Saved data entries
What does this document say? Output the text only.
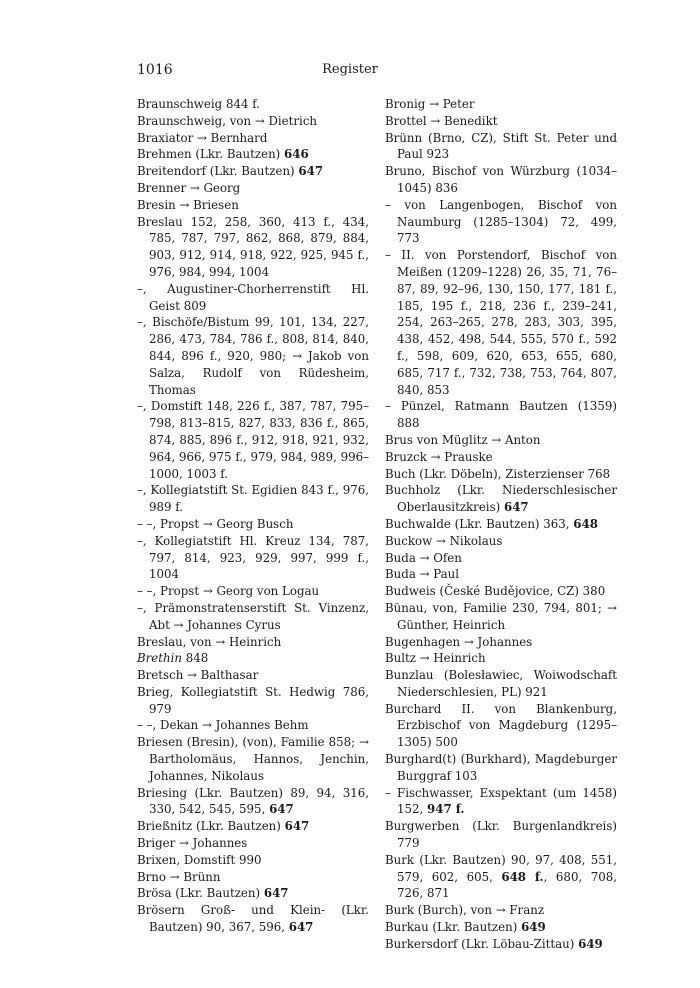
1016	Register

Braunschweig 844 f.

Braunschweig, von → Dietrich

Braxiator → Bernhard

Brehmen (Lkr. Bautzen) 646

Breitendorf (Lkr. Bautzen) 647

Brenner → Georg

Bresin → Briesen

Breslau 152, 258, 360, 413 f., 434, 785, 787, 797, 862, 868, 879, 884, 903, 912, 914, 918, 922, 925, 945 f., 976, 984, 994, 1004

–, Augustiner-Chorherrenstift Hl. Geist 809

–, Bischöfe/Bistum 99, 101, 134, 227, 286, 473, 784, 786 f., 808, 814, 840, 844, 896 f., 920, 980; → Jakob von Salza, Rudolf von Rüdesheim, Thomas

–, Domstift 148, 226 f., 387, 787, 795–798, 813–815, 827, 833, 836 f., 865, 874, 885, 896 f., 912, 918, 921, 932, 964, 966, 975 f., 979, 984, 989, 996–1000, 1003 f.

–, Kollegiatstift St. Egidien 843 f., 976, 989 f.

– –, Propst → Georg Busch

–, Kollegiatstift Hl. Kreuz 134, 787, 797, 814, 923, 929, 997, 999 f., 1004

– –, Propst → Georg von Logau

–, Prämonstratenserstift St. Vinzenz, Abt → Johannes Cyrus

Breslau, von → Heinrich

Brethin 848

Bretsch → Balthasar

Brieg, Kollegiatstift St. Hedwig 786, 979

– –, Dekan → Johannes Behm

Briesen (Bresin), (von), Familie 858; → Bartholomäus, Hannos, Jenchin, Johannes, Nikolaus

Briesing (Lkr. Bautzen) 89, 94, 316, 330, 542, 545, 595, 647

Brießnitz (Lkr. Bautzen) 647

Briger → Johannes

Brixen, Domstift 990

Brno → Brünn

Brösa (Lkr. Bautzen) 647

Brösern Groß- und Klein- (Lkr. Bautzen) 90, 367, 596, 647

Bronig → Peter

Brottel → Benedikt

Brünn (Brno, CZ), Stift St. Peter und Paul 923

Bruno, Bischof von Würzburg (1034–1045) 836

– von Langenbogen, Bischof von Naumburg (1285–1304) 72, 499, 773

– II. von Porstendorf, Bischof von Meißen (1209–1228) 26, 35, 71, 76–87, 89, 92–96, 130, 150, 177, 181 f., 185, 195 f., 218, 236 f., 239–241, 254, 263–265, 278, 283, 303, 395, 438, 452, 498, 544, 555, 570 f., 592 f., 598, 609, 620, 653, 655, 680, 685, 717 f., 732, 738, 753, 764, 807, 840, 853

– Pünzel, Ratmann Bautzen (1359) 888

Brus von Müglitz → Anton

Bruzck → Prauske

Buch (Lkr. Döbeln), Zisterzienser 768

Buchholz (Lkr. Niederschlesischer Oberlausitzkreis) 647

Buchwalde (Lkr. Bautzen) 363, 648

Buckow → Nikolaus

Buda → Ofen

Buda → Paul

Budweis (České Budějovice, CZ) 380

Bünau, von, Familie 230, 794, 801; → Günther, Heinrich

Bugenhagen → Johannes

Bultz → Heinrich

Bunzlau (Bolesławiec, Woiwodschaft Niederschlesien, PL) 921

Burchard II. von Blankenburg, Erzbischof von Magdeburg (1295–1305) 500

Burghard(t) (Burkhard), Magdeburger Burggraf 103

– Fischwasser, Exspektant (um 1458) 152, 947 f.

Burgwerben (Lkr. Burgenlandkreis) 779

Burk (Lkr. Bautzen) 90, 97, 408, 551, 579, 602, 605, 648 f., 680, 708, 726, 871

Burk (Burch), von → Franz

Burkau (Lkr. Bautzen) 649

Burkersdorf (Lkr. Löbau-Zittau) 649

**What the task requires:** Find all the lines containing "Brünn" in the material, then copy them.

**Written response:**
Brno → Brünn
Brünn (Brno, CZ), Stift St. Peter und Paul 923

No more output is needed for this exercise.